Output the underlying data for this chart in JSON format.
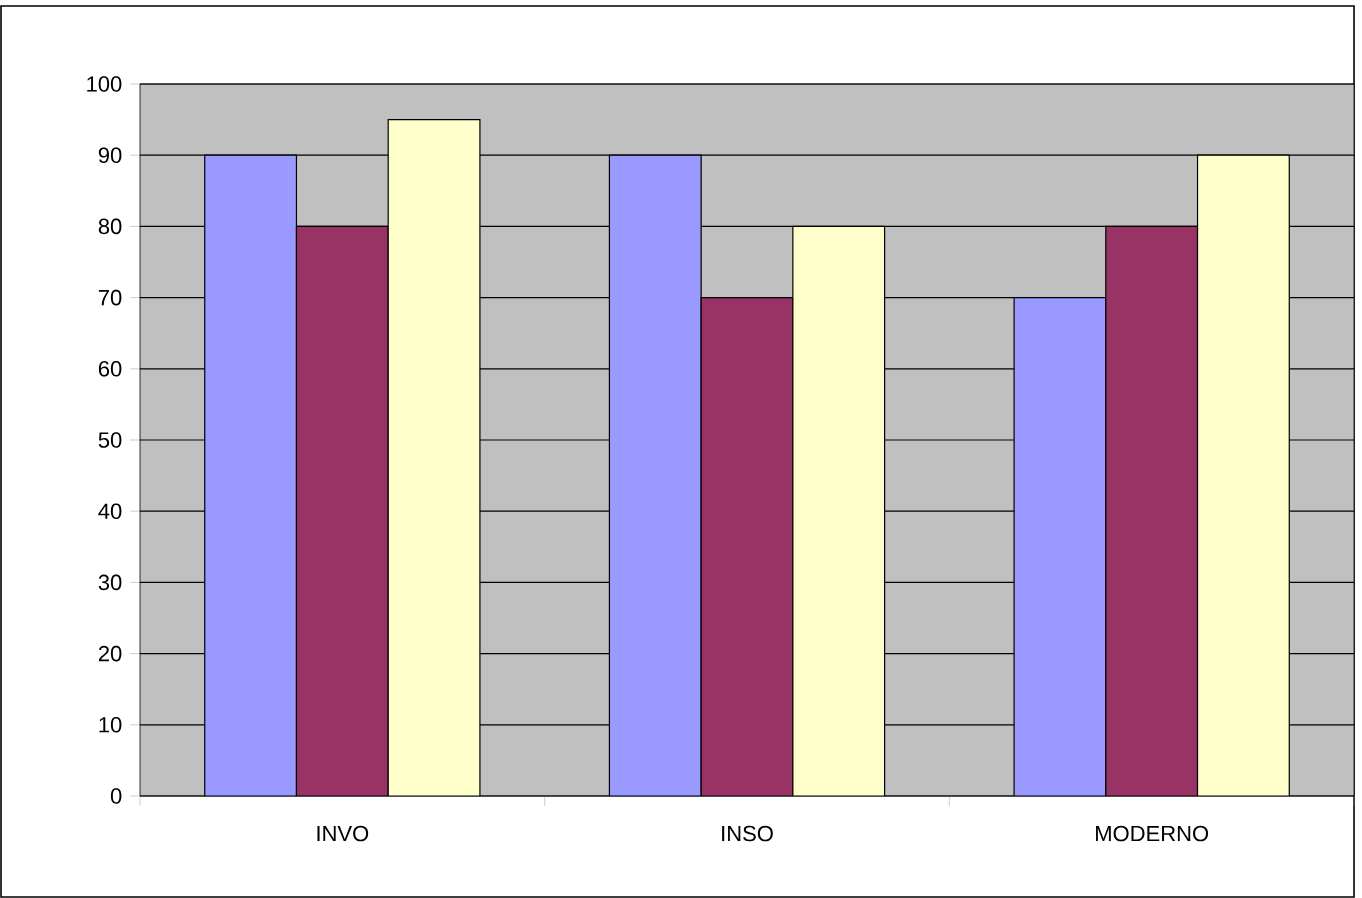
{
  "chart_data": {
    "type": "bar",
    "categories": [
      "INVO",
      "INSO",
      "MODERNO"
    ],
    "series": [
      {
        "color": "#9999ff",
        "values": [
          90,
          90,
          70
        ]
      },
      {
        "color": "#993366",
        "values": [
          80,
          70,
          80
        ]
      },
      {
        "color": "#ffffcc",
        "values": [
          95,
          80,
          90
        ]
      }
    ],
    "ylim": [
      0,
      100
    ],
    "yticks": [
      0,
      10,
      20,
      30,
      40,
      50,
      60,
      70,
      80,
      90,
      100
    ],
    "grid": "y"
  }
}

---

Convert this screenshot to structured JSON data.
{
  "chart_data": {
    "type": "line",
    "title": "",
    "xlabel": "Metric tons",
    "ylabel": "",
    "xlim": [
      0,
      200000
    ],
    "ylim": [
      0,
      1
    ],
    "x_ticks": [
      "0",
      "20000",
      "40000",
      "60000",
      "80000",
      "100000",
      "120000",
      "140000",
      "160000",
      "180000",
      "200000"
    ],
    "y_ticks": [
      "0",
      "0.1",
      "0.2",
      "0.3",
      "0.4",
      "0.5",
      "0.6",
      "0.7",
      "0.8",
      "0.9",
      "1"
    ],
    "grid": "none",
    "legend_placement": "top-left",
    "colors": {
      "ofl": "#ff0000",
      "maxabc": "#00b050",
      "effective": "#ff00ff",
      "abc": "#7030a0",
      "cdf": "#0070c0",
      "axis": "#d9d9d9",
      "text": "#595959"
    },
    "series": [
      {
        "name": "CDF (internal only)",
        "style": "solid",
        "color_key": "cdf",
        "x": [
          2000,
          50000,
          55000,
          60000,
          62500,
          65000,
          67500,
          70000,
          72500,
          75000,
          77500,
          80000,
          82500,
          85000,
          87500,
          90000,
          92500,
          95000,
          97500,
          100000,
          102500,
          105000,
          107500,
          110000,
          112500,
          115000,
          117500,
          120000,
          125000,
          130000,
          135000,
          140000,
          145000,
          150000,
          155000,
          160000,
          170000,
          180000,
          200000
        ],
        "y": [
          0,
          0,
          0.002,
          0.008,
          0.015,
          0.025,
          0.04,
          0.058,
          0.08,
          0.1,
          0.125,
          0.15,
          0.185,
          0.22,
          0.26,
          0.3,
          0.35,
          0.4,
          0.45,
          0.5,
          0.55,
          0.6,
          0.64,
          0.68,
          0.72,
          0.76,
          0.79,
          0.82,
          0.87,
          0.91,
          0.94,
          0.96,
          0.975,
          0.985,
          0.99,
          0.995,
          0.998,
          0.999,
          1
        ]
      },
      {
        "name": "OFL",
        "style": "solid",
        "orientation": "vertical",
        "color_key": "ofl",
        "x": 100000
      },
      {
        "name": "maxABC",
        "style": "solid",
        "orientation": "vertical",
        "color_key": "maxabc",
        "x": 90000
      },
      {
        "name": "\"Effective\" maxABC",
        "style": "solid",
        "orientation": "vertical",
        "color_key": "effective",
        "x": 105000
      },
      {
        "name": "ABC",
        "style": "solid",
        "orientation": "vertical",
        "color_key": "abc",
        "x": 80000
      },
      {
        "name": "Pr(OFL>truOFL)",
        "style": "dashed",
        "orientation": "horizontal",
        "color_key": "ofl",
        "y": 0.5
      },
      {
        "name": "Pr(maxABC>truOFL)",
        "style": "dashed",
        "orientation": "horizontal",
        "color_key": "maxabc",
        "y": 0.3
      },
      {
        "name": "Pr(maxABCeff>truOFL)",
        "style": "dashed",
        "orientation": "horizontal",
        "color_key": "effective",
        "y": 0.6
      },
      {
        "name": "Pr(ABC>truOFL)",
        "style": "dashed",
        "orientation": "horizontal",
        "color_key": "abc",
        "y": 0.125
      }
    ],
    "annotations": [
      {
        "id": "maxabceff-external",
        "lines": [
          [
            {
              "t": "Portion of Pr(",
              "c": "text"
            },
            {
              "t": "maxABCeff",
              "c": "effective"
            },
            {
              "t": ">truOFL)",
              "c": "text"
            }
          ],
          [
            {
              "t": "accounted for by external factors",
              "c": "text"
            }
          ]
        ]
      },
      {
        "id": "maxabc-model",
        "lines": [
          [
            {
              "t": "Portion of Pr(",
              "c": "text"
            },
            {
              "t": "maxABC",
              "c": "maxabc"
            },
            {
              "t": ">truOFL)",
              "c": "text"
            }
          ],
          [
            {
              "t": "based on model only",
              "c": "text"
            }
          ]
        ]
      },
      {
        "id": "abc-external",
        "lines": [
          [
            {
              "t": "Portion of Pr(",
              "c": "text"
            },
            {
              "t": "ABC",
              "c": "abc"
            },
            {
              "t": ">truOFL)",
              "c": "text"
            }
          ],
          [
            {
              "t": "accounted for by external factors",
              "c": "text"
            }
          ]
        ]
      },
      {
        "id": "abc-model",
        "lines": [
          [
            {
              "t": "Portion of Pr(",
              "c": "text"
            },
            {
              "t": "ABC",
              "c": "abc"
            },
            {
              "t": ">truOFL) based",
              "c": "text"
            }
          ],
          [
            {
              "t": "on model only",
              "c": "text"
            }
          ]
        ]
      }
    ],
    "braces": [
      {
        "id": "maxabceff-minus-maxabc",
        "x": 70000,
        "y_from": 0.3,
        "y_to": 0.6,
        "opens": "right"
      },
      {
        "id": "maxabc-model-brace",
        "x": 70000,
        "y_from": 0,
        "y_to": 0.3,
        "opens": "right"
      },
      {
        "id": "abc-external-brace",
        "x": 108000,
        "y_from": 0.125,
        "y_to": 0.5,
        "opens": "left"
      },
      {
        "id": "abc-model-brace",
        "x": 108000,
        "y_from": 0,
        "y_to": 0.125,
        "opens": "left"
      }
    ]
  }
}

• **TASK INSTRUCTIONS**:
Find each line holding the word "model" and copy it.

• **RESPONSE TO THIS EXERCISE**:
        "id": "maxabc-model",
              "t": "based on model only",
        "id": "abc-model",
              "t": "on model only",
        "id": "maxabc-model-brace",
        "id": "abc-model-brace",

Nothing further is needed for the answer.